▶ **Texto de lectura**
El vicepresidente de Estados Unidos, JD Vance, confirmó este jueves que la administración Trump mantiene conversaciones activas con el Gobierno cubano para abordar cambios en las políticas económicas de la isla.
Vance: «Estamos hablando con el Gobierno cubano»
En una rueda de prensa en la Casa Blanca donde presentó el preacuerdo con Irán, Vance declaró que Estados Unidos está dialogando con La Habana. «Estamos hablando con el Gobierno cubano sobre cómo podrían cambiar sus prácticas para cambiar esa situación», afirmó.
La agencia Europa Press informó que Vance calificó la economía cubana como «peor que la iraní» y dijo que el sistema cubano «no ha funcionado» y no puede generar ingresos.
Relación condicionada a reformas
Vance advirtió que si las autoridades cubanas «toman decisiones acertadas», la relación bilateral mejorará sustancialmente. «Obviamente, si hacen algo, nosotros también haremos algo. Vamos a tener una relación mucho mejor con esa isla», señaló.
El vicepresidente se refirió a las 176 reformas económicas que la Asamblea Nacional de Cuba aprobó el mismo jueves, aunque sin ofrecer detalles específicos sobre las conversaciones.
Cuando los periodistas le preguntaron si Cuba sería el próximo país después de Irán, Vance remitió la consulta al secretario de Estado, Marco Rubio. «Tienen que preguntar a Rubio sobre Cuba», respondió.
El mismo día de la aprobación de las 176 reformas
Las declaraciones de Vance coincidieron con la sesión extraordinaria de la Asamblea Nacional del Poder Popular, que aprobó el paquete de 176 reformas económicas presentado por Díaz-Canel. Las medidas incluyen la apertura a la banca privada, la inversión extranjera sin joint venture forzoso y el fin de los subsidios universales.

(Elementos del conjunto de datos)
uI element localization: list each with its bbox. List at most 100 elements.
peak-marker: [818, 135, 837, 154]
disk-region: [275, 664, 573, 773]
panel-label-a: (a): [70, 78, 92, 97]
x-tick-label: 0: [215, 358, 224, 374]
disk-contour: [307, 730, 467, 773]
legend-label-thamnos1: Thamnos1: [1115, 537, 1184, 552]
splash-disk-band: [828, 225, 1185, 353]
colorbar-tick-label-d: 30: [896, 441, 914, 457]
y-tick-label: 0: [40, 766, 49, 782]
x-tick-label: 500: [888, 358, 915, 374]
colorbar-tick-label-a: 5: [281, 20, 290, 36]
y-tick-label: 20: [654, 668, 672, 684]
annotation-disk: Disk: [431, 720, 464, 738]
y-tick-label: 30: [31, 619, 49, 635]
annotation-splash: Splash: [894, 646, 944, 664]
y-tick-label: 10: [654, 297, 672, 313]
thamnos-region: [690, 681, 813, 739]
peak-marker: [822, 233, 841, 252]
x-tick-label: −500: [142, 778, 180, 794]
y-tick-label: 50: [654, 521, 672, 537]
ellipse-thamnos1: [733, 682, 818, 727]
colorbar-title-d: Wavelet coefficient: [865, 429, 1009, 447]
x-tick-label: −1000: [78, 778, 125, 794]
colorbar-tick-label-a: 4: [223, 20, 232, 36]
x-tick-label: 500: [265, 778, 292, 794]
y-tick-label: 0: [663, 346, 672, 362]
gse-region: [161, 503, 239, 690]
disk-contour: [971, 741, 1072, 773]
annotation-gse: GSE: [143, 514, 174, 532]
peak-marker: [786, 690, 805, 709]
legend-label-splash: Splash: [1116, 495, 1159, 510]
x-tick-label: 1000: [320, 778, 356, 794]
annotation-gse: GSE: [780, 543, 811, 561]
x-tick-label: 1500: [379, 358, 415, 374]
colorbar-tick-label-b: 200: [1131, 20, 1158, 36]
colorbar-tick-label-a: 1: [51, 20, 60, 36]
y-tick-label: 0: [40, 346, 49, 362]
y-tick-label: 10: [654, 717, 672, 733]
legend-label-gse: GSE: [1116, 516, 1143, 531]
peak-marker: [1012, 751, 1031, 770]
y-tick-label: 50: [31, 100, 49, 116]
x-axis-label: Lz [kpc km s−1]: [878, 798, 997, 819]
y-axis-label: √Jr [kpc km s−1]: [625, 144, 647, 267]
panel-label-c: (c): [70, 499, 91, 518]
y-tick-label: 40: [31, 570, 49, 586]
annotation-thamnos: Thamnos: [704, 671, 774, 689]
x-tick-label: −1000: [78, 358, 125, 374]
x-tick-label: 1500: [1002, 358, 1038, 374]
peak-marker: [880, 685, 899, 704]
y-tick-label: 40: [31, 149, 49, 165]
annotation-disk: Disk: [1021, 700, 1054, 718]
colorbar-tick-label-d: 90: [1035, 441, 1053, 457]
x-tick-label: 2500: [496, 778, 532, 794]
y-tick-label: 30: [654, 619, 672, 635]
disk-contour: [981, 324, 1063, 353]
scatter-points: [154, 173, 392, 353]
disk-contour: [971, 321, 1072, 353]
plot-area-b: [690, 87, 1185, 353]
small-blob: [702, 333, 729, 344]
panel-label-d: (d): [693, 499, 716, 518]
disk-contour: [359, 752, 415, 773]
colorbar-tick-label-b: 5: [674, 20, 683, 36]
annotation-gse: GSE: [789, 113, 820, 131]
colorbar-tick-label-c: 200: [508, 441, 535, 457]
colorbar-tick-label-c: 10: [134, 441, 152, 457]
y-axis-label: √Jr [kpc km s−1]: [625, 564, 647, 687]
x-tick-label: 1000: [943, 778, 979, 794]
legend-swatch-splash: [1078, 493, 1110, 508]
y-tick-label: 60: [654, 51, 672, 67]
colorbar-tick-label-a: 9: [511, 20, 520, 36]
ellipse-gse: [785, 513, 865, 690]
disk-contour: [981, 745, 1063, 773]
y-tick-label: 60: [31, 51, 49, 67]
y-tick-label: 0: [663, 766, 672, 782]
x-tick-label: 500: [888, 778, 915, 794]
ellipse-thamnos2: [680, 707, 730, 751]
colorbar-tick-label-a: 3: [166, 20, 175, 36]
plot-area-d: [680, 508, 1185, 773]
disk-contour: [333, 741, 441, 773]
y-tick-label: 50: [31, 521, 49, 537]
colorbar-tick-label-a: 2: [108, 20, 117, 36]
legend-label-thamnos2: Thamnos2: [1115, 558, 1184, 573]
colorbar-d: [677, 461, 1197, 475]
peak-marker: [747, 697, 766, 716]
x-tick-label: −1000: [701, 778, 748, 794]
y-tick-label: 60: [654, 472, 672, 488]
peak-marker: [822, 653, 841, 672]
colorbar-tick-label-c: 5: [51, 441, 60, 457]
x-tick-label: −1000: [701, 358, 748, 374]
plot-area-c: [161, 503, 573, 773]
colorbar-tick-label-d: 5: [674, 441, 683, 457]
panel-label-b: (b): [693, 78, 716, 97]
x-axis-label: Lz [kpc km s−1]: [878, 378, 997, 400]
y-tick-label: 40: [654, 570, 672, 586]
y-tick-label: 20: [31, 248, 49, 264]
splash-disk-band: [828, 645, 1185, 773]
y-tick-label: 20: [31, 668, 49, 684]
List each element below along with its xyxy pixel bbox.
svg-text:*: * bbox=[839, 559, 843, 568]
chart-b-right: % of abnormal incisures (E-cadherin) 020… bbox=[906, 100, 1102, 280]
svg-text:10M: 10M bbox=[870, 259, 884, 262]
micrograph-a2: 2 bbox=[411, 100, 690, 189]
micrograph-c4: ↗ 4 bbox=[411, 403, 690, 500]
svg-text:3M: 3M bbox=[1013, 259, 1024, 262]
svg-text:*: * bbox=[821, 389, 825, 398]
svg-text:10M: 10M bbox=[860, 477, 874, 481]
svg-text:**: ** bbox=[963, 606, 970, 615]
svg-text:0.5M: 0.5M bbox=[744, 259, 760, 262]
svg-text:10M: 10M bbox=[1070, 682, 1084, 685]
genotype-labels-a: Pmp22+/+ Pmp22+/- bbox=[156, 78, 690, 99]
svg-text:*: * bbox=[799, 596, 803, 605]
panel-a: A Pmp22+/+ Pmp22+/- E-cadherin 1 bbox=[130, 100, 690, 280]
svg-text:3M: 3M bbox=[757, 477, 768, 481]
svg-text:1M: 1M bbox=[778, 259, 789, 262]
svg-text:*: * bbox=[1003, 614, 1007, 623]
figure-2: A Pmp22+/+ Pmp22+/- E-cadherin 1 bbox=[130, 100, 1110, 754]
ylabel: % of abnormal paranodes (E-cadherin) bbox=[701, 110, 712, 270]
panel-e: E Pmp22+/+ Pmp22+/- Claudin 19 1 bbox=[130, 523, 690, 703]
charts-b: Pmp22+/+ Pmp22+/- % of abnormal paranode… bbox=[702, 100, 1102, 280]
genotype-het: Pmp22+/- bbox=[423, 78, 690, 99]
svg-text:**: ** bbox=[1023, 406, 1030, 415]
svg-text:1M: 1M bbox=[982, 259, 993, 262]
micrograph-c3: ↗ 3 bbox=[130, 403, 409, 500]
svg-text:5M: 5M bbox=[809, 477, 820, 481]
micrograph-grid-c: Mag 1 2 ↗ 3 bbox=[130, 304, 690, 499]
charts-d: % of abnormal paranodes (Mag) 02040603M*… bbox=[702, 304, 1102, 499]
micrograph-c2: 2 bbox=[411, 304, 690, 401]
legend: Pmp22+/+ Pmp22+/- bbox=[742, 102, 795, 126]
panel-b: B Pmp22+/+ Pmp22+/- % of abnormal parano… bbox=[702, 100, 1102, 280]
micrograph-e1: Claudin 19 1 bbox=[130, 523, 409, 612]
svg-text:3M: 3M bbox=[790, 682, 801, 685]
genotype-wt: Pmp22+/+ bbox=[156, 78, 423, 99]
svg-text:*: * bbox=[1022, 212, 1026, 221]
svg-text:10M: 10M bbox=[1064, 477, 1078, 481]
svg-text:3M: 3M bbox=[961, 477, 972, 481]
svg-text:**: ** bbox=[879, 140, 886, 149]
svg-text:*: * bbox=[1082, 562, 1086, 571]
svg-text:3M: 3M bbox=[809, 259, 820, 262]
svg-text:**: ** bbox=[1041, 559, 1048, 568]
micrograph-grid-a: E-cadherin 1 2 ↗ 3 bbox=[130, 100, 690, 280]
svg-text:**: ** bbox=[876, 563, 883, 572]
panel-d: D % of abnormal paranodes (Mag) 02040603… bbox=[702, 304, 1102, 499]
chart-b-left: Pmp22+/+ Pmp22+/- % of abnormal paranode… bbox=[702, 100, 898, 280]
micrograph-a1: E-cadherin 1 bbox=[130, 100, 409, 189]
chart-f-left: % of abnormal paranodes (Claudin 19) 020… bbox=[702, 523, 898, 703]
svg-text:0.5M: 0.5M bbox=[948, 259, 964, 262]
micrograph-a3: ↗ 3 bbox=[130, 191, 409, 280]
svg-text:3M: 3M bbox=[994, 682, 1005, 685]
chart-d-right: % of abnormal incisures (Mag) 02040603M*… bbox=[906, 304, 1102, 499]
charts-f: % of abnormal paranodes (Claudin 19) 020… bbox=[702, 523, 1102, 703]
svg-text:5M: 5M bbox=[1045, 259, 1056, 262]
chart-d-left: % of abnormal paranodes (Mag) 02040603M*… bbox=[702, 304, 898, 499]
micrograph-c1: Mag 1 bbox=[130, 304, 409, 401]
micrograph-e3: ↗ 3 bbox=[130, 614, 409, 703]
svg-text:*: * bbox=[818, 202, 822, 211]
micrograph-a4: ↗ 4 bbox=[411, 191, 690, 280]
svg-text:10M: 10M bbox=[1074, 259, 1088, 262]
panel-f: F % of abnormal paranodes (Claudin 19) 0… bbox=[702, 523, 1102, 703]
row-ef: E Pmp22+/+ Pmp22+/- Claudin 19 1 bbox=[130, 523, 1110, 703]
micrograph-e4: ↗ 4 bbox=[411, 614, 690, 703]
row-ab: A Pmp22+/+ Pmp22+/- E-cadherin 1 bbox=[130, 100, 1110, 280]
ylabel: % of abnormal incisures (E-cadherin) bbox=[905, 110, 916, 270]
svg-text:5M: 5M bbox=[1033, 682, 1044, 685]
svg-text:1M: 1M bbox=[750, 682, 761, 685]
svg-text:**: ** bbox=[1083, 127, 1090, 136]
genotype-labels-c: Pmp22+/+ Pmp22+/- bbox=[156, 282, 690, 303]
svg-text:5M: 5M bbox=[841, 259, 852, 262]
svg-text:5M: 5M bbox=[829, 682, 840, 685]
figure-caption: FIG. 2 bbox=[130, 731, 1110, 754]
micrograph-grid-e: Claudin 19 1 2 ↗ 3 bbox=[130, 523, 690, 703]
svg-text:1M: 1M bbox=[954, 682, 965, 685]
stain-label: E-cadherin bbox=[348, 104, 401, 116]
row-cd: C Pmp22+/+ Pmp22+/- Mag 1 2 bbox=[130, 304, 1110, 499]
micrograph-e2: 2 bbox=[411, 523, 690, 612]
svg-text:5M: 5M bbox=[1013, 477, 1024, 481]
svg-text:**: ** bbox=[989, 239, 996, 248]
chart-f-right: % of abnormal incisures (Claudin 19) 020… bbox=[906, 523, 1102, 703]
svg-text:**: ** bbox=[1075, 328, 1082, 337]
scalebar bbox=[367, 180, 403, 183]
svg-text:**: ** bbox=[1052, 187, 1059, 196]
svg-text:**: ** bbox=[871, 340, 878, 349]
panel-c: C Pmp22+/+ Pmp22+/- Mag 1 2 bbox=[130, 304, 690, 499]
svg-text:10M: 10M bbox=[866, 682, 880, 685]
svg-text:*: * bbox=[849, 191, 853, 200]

▶ **Qué hacer**
Prosigue la noticia sobre el diálogo entre Estados Unidos y el Gobierno cubano a partir de su última frase. Los datos provienen de otra fuente.

▶ **Problema resuelto**
La Casa Blanca ha intensificado la presión sobre Cuba mediante sanciones secundarias, el bloqueo petrolero y la designación de CUPET como entidad sancionada. Sin embargo, las declaraciones de Vance sugieren que el canal diplomático sigue abierto.
Días antes, la vicecanciller cubana Josefina Vidal había declarado que Cuba no veía avances en el diálogo con Estados Unidos. Las palabras de Vance contrastan con esa postura al confirmar que existen contactos activos.
La advertencia sobre la economía cubana
Vance describió la situación económica de Cuba con crudeza. «Su economía probablemente esté en peor estado que la iraní. Es un sistema que no ha funcionado. Queremos que el pueblo cubano sea feliz y próspero», dijo.
Estados Unidos condiciona cualquier alivio de sanciones a cambios profundos en el sistema político y económico cubano. La declaración de Vance deja en manos de La Habana el ritmo de la relación bilateral.